What you should do
Read through the data and report every line in which the word "city" occurs.

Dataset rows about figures
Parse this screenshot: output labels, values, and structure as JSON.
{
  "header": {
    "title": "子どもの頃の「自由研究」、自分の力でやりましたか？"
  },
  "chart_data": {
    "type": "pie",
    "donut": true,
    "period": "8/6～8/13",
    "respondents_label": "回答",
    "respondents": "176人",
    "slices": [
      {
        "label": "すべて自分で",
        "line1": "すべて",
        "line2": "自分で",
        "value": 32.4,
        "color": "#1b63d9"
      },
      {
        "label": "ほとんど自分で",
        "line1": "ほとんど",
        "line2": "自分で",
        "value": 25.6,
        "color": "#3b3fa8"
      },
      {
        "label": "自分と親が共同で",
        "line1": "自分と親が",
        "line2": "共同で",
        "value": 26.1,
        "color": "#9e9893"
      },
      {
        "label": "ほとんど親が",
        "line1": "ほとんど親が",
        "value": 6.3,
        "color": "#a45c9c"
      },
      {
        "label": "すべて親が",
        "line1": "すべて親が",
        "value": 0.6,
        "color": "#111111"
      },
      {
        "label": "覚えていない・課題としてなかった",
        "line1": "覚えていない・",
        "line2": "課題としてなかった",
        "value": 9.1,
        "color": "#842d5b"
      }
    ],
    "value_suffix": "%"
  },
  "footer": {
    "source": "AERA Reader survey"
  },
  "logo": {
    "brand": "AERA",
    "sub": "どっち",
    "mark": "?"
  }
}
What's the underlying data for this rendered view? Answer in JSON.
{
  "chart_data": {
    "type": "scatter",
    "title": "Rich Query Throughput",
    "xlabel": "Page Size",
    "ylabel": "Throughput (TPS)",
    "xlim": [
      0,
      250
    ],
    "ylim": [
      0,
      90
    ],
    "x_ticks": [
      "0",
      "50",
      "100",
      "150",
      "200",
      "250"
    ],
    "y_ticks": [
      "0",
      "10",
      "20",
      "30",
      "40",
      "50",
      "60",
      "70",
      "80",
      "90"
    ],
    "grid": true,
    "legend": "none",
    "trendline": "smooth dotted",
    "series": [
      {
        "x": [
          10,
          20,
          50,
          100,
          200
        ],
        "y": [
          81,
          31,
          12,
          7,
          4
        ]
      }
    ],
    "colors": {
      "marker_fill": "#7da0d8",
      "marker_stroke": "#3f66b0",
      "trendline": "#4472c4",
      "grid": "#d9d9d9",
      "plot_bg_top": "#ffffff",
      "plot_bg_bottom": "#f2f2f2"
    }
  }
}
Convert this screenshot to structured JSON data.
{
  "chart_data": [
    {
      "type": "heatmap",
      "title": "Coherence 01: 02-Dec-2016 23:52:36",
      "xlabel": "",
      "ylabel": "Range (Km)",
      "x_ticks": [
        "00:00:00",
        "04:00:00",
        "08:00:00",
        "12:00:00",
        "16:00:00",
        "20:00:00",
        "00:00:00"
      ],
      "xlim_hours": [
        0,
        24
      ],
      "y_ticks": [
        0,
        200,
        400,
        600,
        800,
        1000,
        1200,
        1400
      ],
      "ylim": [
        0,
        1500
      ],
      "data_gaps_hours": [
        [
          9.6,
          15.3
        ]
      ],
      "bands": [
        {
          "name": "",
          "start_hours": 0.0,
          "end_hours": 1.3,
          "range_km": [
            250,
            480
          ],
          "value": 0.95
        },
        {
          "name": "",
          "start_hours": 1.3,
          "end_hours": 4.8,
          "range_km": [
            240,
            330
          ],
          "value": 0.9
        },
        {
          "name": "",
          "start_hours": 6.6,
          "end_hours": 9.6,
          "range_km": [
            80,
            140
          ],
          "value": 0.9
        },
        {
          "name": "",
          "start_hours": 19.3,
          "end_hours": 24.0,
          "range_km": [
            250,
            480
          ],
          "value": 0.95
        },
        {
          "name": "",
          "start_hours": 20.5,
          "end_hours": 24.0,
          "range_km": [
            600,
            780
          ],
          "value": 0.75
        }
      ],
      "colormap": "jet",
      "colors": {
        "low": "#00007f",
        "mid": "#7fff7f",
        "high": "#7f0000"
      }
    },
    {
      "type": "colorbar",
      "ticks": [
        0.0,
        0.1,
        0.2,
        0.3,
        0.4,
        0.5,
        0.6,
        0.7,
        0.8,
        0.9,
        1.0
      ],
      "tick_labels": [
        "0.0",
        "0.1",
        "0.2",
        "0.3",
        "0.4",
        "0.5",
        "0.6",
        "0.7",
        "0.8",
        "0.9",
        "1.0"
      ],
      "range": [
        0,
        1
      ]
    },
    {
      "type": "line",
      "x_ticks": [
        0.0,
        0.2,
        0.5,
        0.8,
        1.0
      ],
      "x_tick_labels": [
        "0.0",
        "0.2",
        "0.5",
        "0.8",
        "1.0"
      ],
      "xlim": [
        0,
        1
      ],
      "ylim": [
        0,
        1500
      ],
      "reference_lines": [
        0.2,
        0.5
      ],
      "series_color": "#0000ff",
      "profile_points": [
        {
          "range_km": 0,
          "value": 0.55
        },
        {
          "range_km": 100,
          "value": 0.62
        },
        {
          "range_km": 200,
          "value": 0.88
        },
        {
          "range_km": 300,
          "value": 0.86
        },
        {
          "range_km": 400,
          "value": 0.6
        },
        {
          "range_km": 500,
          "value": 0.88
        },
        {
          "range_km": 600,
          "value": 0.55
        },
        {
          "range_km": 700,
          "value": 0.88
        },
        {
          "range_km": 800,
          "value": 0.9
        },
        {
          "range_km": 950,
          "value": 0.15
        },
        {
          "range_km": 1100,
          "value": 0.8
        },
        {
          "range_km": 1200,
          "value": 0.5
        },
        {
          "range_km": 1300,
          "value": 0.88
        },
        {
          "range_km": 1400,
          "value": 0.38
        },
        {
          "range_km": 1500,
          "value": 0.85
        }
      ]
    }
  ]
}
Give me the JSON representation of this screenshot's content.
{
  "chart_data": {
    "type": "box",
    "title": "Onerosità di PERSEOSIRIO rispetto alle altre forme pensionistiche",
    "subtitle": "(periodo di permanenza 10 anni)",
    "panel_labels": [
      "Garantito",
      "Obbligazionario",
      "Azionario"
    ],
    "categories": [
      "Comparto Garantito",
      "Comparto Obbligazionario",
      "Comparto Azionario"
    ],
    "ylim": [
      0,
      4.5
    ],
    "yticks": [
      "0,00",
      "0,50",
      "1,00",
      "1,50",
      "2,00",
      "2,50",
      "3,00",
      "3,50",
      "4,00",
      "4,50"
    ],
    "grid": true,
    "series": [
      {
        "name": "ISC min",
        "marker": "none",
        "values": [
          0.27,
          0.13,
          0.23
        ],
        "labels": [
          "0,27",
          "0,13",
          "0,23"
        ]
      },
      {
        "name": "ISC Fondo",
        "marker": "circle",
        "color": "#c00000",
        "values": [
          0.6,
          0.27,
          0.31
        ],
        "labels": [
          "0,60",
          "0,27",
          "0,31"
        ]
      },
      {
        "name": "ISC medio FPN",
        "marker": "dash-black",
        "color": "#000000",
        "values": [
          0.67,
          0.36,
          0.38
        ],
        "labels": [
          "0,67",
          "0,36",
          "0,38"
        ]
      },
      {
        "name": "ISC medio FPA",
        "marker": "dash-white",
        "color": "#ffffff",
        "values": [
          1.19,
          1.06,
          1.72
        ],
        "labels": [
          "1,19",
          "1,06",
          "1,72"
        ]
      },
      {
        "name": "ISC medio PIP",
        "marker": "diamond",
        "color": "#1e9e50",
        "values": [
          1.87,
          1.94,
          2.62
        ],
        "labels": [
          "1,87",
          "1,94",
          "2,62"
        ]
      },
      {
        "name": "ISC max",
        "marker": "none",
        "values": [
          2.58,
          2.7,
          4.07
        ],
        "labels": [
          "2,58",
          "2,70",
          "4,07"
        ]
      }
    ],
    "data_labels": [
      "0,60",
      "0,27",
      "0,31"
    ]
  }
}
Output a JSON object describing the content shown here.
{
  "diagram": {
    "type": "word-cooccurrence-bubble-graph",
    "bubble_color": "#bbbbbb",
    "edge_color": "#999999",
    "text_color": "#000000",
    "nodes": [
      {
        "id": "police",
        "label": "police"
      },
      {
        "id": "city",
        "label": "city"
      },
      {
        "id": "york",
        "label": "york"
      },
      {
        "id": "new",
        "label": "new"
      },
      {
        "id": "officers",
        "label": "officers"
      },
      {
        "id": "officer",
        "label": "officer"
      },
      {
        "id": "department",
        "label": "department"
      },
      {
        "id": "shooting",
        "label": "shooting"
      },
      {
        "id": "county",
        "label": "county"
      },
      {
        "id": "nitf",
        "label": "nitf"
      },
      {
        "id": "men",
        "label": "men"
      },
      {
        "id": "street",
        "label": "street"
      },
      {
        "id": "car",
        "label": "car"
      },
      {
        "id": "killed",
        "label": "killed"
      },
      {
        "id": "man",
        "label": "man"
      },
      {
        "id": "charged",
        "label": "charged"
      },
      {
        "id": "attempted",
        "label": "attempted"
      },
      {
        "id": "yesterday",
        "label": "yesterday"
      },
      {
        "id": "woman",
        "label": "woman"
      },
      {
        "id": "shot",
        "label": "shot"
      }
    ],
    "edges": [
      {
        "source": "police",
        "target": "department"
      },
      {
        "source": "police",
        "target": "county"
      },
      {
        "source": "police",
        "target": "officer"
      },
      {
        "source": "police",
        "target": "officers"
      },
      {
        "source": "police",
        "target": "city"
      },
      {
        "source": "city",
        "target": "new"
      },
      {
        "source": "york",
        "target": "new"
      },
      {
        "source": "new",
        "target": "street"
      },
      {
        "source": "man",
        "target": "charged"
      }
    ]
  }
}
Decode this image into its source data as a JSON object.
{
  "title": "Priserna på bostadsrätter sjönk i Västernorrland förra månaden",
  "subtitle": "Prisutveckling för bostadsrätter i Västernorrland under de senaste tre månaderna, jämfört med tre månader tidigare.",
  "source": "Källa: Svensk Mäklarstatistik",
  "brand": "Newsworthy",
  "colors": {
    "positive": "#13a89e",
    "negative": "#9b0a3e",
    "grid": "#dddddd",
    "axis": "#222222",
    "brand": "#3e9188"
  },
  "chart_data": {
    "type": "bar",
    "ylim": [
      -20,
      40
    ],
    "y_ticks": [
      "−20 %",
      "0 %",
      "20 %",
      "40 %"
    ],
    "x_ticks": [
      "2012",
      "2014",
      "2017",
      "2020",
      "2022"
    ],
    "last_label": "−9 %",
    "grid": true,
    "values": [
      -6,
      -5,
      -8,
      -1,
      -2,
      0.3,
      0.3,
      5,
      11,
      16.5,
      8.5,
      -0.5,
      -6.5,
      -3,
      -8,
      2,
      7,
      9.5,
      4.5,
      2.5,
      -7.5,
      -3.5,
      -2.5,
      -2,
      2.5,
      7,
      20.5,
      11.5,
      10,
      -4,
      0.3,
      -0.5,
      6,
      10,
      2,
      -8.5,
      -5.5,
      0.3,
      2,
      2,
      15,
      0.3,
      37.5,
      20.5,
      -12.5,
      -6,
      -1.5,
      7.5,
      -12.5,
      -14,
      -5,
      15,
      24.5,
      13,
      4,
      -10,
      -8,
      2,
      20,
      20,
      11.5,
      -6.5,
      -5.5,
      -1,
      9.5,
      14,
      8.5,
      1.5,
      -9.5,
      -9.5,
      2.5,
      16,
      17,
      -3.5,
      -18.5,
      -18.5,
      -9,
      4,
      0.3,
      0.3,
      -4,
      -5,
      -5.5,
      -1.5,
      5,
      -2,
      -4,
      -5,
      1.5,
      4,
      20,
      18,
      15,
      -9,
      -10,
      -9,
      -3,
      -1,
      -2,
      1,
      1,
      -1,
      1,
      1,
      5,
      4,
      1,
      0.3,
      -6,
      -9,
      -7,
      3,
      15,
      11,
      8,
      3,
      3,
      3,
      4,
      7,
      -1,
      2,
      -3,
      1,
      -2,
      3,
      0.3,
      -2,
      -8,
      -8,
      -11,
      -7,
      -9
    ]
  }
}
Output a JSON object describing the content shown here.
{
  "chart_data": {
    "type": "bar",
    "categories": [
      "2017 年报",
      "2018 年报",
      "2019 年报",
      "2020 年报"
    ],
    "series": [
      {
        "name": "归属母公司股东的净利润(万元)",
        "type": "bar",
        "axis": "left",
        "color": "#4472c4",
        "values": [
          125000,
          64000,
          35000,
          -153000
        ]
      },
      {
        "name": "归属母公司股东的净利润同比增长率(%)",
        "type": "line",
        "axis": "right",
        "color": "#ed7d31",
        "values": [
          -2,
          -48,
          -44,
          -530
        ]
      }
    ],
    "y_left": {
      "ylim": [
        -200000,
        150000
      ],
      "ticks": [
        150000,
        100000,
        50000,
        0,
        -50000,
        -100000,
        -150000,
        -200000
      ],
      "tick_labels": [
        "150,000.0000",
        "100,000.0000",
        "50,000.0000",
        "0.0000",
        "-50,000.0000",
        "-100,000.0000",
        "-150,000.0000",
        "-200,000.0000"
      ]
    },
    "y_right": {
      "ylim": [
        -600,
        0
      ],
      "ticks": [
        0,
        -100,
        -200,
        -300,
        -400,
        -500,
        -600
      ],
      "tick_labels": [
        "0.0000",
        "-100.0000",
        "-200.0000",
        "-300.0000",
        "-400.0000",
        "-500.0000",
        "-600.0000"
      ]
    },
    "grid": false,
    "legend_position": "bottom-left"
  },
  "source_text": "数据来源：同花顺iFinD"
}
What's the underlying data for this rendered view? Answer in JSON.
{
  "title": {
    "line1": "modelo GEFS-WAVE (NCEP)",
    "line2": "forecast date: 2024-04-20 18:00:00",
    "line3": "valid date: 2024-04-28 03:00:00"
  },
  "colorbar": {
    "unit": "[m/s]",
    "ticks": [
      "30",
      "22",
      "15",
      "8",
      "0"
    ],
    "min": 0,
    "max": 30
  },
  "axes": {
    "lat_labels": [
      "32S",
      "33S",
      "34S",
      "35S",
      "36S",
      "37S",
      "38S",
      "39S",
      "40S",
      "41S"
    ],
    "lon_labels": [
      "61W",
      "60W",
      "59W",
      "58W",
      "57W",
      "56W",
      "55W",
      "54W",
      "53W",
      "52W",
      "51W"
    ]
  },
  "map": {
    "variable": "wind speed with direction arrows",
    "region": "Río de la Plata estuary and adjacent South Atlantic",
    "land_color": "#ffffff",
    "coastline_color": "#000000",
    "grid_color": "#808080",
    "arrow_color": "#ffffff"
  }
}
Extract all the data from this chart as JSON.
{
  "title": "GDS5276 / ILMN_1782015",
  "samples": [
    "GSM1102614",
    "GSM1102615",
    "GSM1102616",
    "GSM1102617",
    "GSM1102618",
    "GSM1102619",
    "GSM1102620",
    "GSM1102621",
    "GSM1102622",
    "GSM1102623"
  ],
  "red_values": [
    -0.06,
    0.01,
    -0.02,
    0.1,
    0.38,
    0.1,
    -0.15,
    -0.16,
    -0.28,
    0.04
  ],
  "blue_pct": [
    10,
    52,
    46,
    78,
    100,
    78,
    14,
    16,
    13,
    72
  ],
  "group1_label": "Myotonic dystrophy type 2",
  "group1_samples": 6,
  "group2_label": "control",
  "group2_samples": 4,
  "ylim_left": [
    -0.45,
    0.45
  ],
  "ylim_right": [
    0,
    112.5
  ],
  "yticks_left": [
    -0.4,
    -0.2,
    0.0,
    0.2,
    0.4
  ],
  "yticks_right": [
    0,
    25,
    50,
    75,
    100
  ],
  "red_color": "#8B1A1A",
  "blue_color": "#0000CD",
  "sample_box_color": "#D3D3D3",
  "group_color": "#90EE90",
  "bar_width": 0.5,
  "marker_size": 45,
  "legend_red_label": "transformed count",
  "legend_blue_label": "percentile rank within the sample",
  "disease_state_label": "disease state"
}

Written answer
        "id": "city",
        "label": "city"
        "target": "city"
        "source": "city",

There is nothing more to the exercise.